-- AIM OF THE TASK --
From the listing that follows, extract every line and set it down unaltered.

begin RECORD LIST

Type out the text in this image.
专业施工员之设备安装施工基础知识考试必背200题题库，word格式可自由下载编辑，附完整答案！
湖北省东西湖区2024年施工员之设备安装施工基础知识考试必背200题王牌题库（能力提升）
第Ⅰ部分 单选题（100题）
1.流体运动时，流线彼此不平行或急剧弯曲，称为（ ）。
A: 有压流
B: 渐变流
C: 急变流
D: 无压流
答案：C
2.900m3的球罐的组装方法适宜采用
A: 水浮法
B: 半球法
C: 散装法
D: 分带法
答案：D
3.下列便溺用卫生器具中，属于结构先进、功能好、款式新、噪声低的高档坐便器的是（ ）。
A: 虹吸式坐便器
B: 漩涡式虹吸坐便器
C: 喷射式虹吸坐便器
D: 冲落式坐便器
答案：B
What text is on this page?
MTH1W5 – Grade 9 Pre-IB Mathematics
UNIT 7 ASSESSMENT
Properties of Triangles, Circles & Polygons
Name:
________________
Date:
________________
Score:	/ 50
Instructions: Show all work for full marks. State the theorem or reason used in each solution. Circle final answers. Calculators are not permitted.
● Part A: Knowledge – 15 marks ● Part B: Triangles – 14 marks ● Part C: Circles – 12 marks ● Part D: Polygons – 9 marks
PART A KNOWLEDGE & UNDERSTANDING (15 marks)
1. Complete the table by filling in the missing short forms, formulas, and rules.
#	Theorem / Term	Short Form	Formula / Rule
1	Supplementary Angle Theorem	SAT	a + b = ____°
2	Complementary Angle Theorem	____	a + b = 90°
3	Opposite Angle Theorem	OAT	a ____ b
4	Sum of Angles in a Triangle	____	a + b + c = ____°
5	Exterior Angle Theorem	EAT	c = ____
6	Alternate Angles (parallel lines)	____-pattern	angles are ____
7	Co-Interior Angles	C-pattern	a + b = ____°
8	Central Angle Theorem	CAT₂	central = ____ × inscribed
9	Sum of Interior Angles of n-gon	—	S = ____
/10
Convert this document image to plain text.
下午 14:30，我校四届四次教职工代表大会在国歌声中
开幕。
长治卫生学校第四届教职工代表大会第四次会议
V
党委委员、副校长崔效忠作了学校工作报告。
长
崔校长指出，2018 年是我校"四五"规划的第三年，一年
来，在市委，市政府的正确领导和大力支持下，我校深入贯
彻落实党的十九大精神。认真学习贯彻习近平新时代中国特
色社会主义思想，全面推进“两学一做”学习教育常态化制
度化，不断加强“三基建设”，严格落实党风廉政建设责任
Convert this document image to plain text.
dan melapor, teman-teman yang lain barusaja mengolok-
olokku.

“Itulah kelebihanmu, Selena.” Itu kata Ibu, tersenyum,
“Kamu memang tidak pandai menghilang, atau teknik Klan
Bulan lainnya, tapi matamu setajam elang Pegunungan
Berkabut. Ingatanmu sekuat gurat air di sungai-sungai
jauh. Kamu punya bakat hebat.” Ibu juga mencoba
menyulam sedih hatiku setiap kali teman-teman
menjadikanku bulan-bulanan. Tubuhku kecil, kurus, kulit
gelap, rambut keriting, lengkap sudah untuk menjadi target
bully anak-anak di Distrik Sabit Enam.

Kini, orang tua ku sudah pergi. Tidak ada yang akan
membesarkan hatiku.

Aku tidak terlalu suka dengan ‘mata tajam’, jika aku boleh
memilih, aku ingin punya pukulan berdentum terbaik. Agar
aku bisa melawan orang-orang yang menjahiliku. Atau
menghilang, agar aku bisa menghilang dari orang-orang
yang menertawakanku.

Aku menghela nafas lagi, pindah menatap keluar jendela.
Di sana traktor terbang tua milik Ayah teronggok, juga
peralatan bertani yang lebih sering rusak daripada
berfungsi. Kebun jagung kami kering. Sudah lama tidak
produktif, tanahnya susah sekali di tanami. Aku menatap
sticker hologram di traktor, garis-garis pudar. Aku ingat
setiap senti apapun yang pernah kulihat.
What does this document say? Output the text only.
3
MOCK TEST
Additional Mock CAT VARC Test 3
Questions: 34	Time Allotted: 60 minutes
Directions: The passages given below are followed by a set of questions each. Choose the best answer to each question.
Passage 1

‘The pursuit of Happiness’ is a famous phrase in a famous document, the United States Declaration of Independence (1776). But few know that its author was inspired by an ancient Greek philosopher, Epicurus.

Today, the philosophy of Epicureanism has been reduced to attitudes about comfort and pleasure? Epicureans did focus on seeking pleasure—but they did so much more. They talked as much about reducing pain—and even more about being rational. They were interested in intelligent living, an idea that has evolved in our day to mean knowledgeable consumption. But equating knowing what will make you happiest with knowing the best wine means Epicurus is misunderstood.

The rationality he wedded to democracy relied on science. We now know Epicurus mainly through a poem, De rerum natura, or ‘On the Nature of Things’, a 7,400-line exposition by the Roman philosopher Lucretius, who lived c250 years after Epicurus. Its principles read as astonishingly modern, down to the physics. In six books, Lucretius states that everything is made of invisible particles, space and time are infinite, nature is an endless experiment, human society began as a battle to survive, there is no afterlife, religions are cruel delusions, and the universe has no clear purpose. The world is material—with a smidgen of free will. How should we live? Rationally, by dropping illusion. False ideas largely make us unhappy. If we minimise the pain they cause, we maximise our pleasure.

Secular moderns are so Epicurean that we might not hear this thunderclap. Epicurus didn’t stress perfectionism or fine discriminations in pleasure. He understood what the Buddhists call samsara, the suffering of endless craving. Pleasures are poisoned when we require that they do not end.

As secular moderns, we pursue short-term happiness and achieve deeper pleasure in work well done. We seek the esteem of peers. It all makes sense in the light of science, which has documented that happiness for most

end RECORD LIST

-- RESULT FOR THIS EXERCISE --
Type out the text in this image.
专业施工员之设备安装施工基础知识考试必背200题题库，word格式可自由下载编辑，附完整答案！
湖北省东西湖区2024年施工员之设备安装施工基础知识考试必背200题王牌题库（能力提升）
第Ⅰ部分 单选题（100题）
1.流体运动时，流线彼此不平行或急剧弯曲，称为（ ）。
A: 有压流
B: 渐变流
C: 急变流
D: 无压流
答案：C
2.900m3的球罐的组装方法适宜采用
A: 水浮法
B: 半球法
C: 散装法
D: 分带法
答案：D
3.下列便溺用卫生器具中，属于结构先进、功能好、款式新、噪声低的高档坐便器的是（ ）。
A: 虹吸式坐便器
B: 漩涡式虹吸坐便器
C: 喷射式虹吸坐便器
D: 冲落式坐便器
答案：B
What text is on this page?
MTH1W5 – Grade 9 Pre-IB Mathematics
UNIT 7 ASSESSMENT
Properties of Triangles, Circles & Polygons
Name:
________________
Date:
________________
Score:	/ 50
Instructions: Show all work for full marks. State the theorem or reason used in each solution. Circle final answers. Calculators are not permitted.
● Part A: Knowledge – 15 marks ● Part B: Triangles – 14 marks ● Part C: Circles – 12 marks ● Part D: Polygons – 9 marks
PART A KNOWLEDGE & UNDERSTANDING (15 marks)
1. Complete the table by filling in the missing short forms, formulas, and rules.
#	Theorem / Term	Short Form	Formula / Rule
1	Supplementary Angle Theorem	SAT	a + b = ____°
2	Complementary Angle Theorem	____	a + b = 90°
3	Opposite Angle Theorem	OAT	a ____ b
4	Sum of Angles in a Triangle	____	a + b + c = ____°
5	Exterior Angle Theorem	EAT	c = ____
6	Alternate Angles (parallel lines)	____-pattern	angles are ____
7	Co-Interior Angles	C-pattern	a + b = ____°
8	Central Angle Theorem	CAT₂	central = ____ × inscribed
9	Sum of Interior Angles of n-gon	—	S = ____
/10
Convert this document image to plain text.
下午 14:30，我校四届四次教职工代表大会在国歌声中
开幕。
长治卫生学校第四届教职工代表大会第四次会议
V
党委委员、副校长崔效忠作了学校工作报告。
长
崔校长指出，2018 年是我校"四五"规划的第三年，一年
来，在市委，市政府的正确领导和大力支持下，我校深入贯
彻落实党的十九大精神。认真学习贯彻习近平新时代中国特
色社会主义思想，全面推进“两学一做”学习教育常态化制
度化，不断加强“三基建设”，严格落实党风廉政建设责任
Convert this document image to plain text.
dan melapor, teman-teman yang lain barusaja mengolok-
olokku.

“Itulah kelebihanmu, Selena.” Itu kata Ibu, tersenyum,
“Kamu memang tidak pandai menghilang, atau teknik Klan
Bulan lainnya, tapi matamu setajam elang Pegunungan
Berkabut. Ingatanmu sekuat gurat air di sungai-sungai
jauh. Kamu punya bakat hebat.” Ibu juga mencoba
menyulam sedih hatiku setiap kali teman-teman
menjadikanku bulan-bulanan. Tubuhku kecil, kurus, kulit
gelap, rambut keriting, lengkap sudah untuk menjadi target
bully anak-anak di Distrik Sabit Enam.

Kini, orang tua ku sudah pergi. Tidak ada yang akan
membesarkan hatiku.

Aku tidak terlalu suka dengan ‘mata tajam’, jika aku boleh
memilih, aku ingin punya pukulan berdentum terbaik. Agar
aku bisa melawan orang-orang yang menjahiliku. Atau
menghilang, agar aku bisa menghilang dari orang-orang
yang menertawakanku.

Aku menghela nafas lagi, pindah menatap keluar jendela.
Di sana traktor terbang tua milik Ayah teronggok, juga
peralatan bertani yang lebih sering rusak daripada
berfungsi. Kebun jagung kami kering. Sudah lama tidak
produktif, tanahnya susah sekali di tanami. Aku menatap
sticker hologram di traktor, garis-garis pudar. Aku ingat
setiap senti apapun yang pernah kulihat.
What does this document say? Output the text only.
3
MOCK TEST
Additional Mock CAT VARC Test 3
Questions: 34	Time Allotted: 60 minutes
Directions: The passages given below are followed by a set of questions each. Choose the best answer to each question.
Passage 1

‘The pursuit of Happiness’ is a famous phrase in a famous document, the United States Declaration of Independence (1776). But few know that its author was inspired by an ancient Greek philosopher, Epicurus.

Today, the philosophy of Epicureanism has been reduced to attitudes about comfort and pleasure? Epicureans did focus on seeking pleasure—but they did so much more. They talked as much about reducing pain—and even more about being rational. They were interested in intelligent living, an idea that has evolved in our day to mean knowledgeable consumption. But equating knowing what will make you happiest with knowing the best wine means Epicurus is misunderstood.

The rationality he wedded to democracy relied on science. We now know Epicurus mainly through a poem, De rerum natura, or ‘On the Nature of Things’, a 7,400-line exposition by the Roman philosopher Lucretius, who lived c250 years after Epicurus. Its principles read as astonishingly modern, down to the physics. In six books, Lucretius states that everything is made of invisible particles, space and time are infinite, nature is an endless experiment, human society began as a battle to survive, there is no afterlife, religions are cruel delusions, and the universe has no clear purpose. The world is material—with a smidgen of free will. How should we live? Rationally, by dropping illusion. False ideas largely make us unhappy. If we minimise the pain they cause, we maximise our pleasure.

Secular moderns are so Epicurean that we might not hear this thunderclap. Epicurus didn’t stress perfectionism or fine discriminations in pleasure. He understood what the Buddhists call samsara, the suffering of endless craving. Pleasures are poisoned when we require that they do not end.

As secular moderns, we pursue short-term happiness and achieve deeper pleasure in work well done. We seek the esteem of peers. It all makes sense in the light of science, which has documented that happiness for most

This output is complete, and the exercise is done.